§ **WRITTEN PROBLEM**: Omit all pictures, then retype the data exactly as given.

#### LISTING ####

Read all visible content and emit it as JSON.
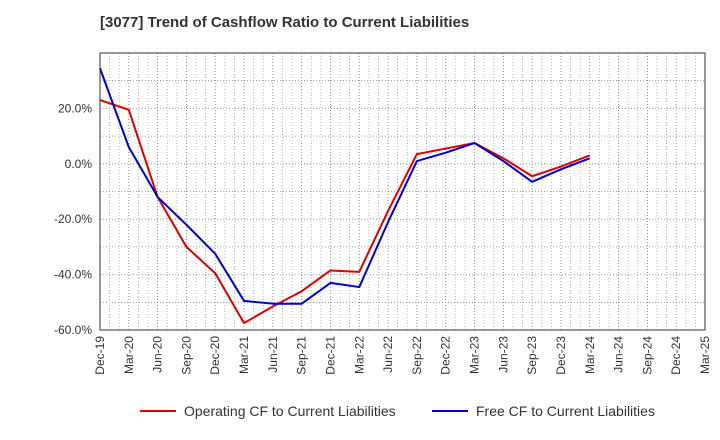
{
  "chart_data": {
    "type": "line",
    "title": "[3077]  Trend of Cashflow Ratio to Current Liabilities",
    "xlabel": "",
    "ylabel": "",
    "x": [
      "Dec-19",
      "Mar-20",
      "Jun-20",
      "Sep-20",
      "Dec-20",
      "Mar-21",
      "Jun-21",
      "Sep-21",
      "Dec-21",
      "Mar-22",
      "Jun-22",
      "Sep-22",
      "Dec-22",
      "Mar-23",
      "Jun-23",
      "Sep-23",
      "Dec-23",
      "Mar-24",
      "Jun-24",
      "Sep-24",
      "Dec-24",
      "Mar-25"
    ],
    "ylim": [
      -60,
      40
    ],
    "yticks": [
      -60,
      -40,
      -20,
      0,
      20
    ],
    "ytick_labels": [
      "-60.0%",
      "-40.0%",
      "-20.0%",
      "0.0%",
      "20.0%"
    ],
    "grid": true,
    "legend_position": "bottom",
    "series": [
      {
        "name": "Operating CF to Current Liabilities",
        "color": "#dd0000",
        "values": [
          23,
          19.5,
          -12,
          -30,
          -39.5,
          -57.5,
          -51.5,
          -46,
          -38.5,
          -39,
          -17,
          3.5,
          5.5,
          7.5,
          2,
          -4.5,
          -1,
          3,
          null,
          null,
          null,
          null
        ]
      },
      {
        "name": "Free CF to Current Liabilities",
        "color": "#0000cc",
        "values": [
          34.5,
          6,
          -12,
          -22,
          -32.5,
          -49.5,
          -50.5,
          -50.5,
          -43,
          -44.5,
          -21,
          1,
          4,
          7.5,
          1,
          -6.5,
          -2,
          2,
          null,
          null,
          null,
          null
        ]
      }
    ]
  }
}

####

§ **EXERCISE RESULT**:
Read all visible content and emit it as JSON.
{
  "chart_data": {
    "type": "line",
    "title": "[3077]  Trend of Cashflow Ratio to Current Liabilities",
    "xlabel": "",
    "ylabel": "",
    "x": [
      "Dec-19",
      "Mar-20",
      "Jun-20",
      "Sep-20",
      "Dec-20",
      "Mar-21",
      "Jun-21",
      "Sep-21",
      "Dec-21",
      "Mar-22",
      "Jun-22",
      "Sep-22",
      "Dec-22",
      "Mar-23",
      "Jun-23",
      "Sep-23",
      "Dec-23",
      "Mar-24",
      "Jun-24",
      "Sep-24",
      "Dec-24",
      "Mar-25"
    ],
    "ylim": [
      -60,
      40
    ],
    "yticks": [
      -60,
      -40,
      -20,
      0,
      20
    ],
    "ytick_labels": [
      "-60.0%",
      "-40.0%",
      "-20.0%",
      "0.0%",
      "20.0%"
    ],
    "grid": true,
    "legend_position": "bottom",
    "series": [
      {
        "name": "Operating CF to Current Liabilities",
        "color": "#dd0000",
        "values": [
          23,
          19.5,
          -12,
          -30,
          -39.5,
          -57.5,
          -51.5,
          -46,
          -38.5,
          -39,
          -17,
          3.5,
          5.5,
          7.5,
          2,
          -4.5,
          -1,
          3,
          null,
          null,
          null,
          null
        ]
      },
      {
        "name": "Free CF to Current Liabilities",
        "color": "#0000cc",
        "values": [
          34.5,
          6,
          -12,
          -22,
          -32.5,
          -49.5,
          -50.5,
          -50.5,
          -43,
          -44.5,
          -21,
          1,
          4,
          7.5,
          1,
          -6.5,
          -2,
          2,
          null,
          null,
          null,
          null
        ]
      }
    ]
  }
}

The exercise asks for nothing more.